__GIVEN EXERCISE__: Find each line containing the string "locus". Copy it.

__Items from a dataset__:
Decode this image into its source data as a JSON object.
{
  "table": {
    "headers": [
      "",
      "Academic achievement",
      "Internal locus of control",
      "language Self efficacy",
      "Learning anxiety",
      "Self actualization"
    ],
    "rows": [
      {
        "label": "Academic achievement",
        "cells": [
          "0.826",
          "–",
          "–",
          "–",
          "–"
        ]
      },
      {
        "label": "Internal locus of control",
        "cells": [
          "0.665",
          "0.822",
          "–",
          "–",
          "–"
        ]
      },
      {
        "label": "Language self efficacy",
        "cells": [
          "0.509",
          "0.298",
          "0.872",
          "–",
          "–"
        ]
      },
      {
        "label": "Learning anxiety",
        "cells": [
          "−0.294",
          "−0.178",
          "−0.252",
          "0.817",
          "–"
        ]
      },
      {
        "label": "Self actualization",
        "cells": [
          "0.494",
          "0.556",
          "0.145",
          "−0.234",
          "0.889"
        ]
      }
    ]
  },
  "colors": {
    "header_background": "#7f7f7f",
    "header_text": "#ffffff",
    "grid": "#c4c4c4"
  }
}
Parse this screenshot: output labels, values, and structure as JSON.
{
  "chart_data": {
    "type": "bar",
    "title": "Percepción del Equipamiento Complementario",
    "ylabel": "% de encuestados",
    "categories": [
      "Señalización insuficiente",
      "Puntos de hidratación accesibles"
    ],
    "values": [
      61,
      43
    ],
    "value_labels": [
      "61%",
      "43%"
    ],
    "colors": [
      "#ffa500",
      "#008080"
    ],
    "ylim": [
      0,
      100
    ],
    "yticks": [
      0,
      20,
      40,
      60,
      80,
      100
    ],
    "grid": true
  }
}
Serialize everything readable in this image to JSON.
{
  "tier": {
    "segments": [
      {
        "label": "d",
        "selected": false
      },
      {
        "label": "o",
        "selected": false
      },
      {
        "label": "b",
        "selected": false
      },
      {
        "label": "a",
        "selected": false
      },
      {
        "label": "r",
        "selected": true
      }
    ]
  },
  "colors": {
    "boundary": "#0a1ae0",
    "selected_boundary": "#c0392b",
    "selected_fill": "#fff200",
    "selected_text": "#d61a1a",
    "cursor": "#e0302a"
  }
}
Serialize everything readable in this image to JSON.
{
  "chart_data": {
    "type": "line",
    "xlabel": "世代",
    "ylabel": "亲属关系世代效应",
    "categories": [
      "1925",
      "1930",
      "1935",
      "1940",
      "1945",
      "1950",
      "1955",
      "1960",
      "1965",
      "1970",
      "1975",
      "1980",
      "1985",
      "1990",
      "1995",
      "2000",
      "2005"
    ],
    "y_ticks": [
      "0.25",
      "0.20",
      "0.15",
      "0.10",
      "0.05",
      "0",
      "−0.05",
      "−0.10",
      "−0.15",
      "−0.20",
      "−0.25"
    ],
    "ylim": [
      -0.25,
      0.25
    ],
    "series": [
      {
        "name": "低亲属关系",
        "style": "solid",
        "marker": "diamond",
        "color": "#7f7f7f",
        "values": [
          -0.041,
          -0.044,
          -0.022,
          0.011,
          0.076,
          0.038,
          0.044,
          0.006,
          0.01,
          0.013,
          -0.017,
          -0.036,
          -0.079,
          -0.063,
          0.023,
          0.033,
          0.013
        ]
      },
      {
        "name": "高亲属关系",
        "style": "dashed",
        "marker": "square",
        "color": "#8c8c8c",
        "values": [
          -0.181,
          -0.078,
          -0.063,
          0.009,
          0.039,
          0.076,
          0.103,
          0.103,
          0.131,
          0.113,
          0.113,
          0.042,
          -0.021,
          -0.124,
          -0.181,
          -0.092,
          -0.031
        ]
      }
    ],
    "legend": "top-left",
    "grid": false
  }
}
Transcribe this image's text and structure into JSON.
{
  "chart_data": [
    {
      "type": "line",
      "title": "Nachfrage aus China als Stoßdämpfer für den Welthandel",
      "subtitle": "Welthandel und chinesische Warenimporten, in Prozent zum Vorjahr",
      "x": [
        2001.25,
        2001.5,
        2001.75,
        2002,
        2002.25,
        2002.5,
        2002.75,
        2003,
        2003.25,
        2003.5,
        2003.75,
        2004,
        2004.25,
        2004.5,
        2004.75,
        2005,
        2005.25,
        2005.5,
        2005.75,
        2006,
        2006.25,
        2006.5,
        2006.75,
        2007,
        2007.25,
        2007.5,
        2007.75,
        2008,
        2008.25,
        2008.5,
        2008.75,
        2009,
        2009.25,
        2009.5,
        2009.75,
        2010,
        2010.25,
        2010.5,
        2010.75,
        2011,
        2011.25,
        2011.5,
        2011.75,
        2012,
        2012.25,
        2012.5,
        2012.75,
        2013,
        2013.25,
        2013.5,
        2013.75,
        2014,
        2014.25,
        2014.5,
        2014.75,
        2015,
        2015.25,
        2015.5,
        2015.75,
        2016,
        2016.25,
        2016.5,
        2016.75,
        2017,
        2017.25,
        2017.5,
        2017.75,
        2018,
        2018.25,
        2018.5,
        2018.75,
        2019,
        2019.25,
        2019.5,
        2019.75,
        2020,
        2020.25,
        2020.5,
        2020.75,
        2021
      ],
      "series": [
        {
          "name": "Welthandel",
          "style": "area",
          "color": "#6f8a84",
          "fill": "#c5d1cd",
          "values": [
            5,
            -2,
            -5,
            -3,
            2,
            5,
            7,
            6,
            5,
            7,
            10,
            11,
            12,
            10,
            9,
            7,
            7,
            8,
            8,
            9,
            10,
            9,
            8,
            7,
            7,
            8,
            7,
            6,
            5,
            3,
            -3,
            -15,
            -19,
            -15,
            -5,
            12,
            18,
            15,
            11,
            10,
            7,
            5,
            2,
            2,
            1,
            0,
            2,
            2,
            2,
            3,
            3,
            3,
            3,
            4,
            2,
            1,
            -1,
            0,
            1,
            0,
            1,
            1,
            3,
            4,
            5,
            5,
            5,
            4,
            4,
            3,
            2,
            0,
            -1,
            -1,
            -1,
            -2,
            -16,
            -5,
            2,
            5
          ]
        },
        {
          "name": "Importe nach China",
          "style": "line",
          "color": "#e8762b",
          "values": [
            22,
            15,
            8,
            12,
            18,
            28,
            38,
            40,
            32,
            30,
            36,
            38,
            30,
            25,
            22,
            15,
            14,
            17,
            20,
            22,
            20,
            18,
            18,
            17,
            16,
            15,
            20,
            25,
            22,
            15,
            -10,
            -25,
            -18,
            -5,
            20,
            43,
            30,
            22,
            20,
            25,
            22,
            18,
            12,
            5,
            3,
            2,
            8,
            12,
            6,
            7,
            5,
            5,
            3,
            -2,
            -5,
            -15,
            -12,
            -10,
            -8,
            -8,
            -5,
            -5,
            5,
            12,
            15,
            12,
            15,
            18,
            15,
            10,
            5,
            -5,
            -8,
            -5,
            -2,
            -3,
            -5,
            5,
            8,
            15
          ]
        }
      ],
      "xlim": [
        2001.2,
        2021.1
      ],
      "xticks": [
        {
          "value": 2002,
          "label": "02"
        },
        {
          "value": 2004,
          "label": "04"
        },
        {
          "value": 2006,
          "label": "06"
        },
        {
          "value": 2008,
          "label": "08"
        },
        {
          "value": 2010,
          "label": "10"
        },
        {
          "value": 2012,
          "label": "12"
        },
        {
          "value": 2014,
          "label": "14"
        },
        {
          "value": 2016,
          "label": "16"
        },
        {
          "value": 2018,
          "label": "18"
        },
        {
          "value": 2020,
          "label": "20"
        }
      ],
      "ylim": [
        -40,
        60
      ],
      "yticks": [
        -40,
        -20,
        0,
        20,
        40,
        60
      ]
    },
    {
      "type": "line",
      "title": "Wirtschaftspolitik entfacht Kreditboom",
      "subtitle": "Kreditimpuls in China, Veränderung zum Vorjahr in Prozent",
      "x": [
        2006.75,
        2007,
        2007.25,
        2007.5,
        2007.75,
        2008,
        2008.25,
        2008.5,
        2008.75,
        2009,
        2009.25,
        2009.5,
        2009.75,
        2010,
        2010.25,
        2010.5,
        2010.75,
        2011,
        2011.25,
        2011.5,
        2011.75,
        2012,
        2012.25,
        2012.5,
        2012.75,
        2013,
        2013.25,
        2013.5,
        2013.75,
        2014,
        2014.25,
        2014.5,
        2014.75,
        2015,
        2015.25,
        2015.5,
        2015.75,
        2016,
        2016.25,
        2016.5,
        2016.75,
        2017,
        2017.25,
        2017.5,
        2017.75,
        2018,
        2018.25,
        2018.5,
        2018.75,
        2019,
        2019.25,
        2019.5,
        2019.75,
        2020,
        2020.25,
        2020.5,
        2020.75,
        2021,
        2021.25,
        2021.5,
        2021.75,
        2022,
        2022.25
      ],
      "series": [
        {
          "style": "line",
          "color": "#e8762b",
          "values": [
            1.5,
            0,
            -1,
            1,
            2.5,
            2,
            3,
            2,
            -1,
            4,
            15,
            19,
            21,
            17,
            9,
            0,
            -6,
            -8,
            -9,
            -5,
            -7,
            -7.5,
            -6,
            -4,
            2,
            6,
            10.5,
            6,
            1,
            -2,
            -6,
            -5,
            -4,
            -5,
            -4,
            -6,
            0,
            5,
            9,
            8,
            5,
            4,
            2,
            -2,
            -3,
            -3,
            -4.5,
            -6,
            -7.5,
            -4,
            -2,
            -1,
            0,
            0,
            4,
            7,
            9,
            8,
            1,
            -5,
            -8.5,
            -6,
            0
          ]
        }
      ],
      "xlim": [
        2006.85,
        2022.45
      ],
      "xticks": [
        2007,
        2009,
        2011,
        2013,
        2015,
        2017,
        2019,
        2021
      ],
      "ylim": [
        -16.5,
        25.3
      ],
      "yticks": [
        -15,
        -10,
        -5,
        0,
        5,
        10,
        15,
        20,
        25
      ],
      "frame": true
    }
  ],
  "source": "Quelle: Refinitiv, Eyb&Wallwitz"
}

__EXERCISE ANSWER__:
      "Internal locus of control",
        "label": "Internal locus of control",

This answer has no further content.